#### DIRECTIONS FOR THIS TASK
Go through the records line by line and work out how many lines hold the word "población". Answer with the number only.

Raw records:
+ + + + + + +

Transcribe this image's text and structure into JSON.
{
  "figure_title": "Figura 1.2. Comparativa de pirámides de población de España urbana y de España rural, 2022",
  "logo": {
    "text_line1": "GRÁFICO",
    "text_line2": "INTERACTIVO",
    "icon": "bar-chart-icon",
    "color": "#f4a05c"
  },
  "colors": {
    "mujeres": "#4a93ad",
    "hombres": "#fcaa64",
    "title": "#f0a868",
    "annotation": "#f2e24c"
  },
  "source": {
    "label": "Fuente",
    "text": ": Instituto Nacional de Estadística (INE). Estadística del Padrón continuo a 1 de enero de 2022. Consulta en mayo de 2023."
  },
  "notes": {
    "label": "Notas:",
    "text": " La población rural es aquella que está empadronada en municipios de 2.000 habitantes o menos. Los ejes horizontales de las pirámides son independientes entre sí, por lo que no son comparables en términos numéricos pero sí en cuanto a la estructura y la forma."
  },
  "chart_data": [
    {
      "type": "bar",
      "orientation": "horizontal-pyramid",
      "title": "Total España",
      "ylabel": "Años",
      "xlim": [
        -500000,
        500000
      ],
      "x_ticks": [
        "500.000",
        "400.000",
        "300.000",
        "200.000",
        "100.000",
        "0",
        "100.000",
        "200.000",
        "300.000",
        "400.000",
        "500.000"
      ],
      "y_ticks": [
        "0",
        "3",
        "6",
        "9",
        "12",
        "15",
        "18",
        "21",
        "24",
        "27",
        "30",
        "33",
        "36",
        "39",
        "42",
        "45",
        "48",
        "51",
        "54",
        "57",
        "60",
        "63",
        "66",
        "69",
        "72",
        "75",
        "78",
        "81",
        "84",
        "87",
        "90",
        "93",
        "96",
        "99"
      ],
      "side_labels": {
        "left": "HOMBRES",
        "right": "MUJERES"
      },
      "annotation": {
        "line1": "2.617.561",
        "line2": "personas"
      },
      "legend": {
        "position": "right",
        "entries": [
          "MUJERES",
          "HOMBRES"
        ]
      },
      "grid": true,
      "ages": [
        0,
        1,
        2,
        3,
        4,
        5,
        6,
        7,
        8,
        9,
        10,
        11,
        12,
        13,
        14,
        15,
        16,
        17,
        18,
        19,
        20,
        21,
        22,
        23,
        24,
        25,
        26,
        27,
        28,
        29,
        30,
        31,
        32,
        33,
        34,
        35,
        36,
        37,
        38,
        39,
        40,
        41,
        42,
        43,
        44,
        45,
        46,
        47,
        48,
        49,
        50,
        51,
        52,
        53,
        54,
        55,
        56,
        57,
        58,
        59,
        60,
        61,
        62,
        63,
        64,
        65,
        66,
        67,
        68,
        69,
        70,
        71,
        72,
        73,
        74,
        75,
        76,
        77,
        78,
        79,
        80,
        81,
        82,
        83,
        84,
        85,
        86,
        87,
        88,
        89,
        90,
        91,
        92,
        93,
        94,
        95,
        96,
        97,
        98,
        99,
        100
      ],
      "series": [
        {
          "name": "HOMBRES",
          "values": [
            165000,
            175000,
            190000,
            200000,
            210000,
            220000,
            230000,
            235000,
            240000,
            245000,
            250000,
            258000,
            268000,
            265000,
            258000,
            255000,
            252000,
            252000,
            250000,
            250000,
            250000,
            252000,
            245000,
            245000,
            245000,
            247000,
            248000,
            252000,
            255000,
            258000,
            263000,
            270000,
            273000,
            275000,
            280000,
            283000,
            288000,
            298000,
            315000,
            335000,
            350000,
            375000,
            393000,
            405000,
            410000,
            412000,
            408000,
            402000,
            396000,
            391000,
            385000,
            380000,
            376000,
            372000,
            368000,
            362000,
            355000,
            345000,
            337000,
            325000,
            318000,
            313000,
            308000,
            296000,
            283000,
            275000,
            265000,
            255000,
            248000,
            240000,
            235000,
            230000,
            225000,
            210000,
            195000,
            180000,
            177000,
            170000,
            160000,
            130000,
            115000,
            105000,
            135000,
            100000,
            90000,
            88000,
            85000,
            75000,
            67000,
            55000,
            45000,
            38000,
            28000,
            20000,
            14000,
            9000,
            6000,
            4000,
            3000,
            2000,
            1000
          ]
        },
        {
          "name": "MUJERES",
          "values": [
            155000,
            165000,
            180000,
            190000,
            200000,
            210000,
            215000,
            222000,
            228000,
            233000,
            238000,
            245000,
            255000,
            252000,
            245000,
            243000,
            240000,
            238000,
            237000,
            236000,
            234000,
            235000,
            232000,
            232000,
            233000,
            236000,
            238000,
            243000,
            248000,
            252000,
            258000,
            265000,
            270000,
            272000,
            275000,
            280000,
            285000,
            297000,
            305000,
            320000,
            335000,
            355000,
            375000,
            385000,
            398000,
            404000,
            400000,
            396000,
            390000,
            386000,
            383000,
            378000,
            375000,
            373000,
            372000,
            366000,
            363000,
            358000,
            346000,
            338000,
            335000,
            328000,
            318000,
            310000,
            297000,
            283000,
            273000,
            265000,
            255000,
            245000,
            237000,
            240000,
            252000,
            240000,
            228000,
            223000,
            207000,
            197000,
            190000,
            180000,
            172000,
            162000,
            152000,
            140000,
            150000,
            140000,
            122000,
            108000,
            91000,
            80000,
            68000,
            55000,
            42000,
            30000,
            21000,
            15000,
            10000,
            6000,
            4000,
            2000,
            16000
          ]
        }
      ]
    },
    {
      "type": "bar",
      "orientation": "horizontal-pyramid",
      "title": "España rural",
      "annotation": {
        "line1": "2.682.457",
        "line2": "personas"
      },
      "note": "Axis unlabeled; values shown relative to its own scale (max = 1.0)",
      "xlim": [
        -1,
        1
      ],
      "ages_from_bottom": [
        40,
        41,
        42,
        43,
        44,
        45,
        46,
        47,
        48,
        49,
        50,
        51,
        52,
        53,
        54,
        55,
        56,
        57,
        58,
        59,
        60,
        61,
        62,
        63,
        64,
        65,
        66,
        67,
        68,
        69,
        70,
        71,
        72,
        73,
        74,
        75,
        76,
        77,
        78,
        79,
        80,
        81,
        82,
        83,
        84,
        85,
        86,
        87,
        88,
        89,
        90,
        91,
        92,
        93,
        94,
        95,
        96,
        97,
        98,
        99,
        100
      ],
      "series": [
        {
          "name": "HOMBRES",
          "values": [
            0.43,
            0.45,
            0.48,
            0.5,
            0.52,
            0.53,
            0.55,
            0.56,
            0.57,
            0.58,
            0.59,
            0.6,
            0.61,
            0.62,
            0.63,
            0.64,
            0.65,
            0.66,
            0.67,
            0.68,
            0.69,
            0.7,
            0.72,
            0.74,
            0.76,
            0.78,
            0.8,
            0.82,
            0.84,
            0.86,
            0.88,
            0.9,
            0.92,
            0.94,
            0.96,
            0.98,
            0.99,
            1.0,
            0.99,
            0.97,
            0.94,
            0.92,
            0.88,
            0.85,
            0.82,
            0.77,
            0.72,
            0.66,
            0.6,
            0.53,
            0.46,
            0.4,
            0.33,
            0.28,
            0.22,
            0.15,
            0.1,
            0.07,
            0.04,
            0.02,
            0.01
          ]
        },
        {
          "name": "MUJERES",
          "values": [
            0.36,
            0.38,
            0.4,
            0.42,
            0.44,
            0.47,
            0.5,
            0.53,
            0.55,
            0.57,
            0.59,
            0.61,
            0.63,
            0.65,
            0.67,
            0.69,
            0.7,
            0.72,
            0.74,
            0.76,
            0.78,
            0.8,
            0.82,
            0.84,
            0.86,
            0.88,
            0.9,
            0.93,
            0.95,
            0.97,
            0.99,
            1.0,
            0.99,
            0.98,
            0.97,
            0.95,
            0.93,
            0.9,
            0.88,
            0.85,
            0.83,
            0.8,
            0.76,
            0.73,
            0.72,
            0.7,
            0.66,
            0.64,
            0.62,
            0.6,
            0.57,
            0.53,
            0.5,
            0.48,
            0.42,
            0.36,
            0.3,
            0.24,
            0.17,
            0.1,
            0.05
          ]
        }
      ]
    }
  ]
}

+ + + + + + +

#### OUTPUT FOR THIS TASK
2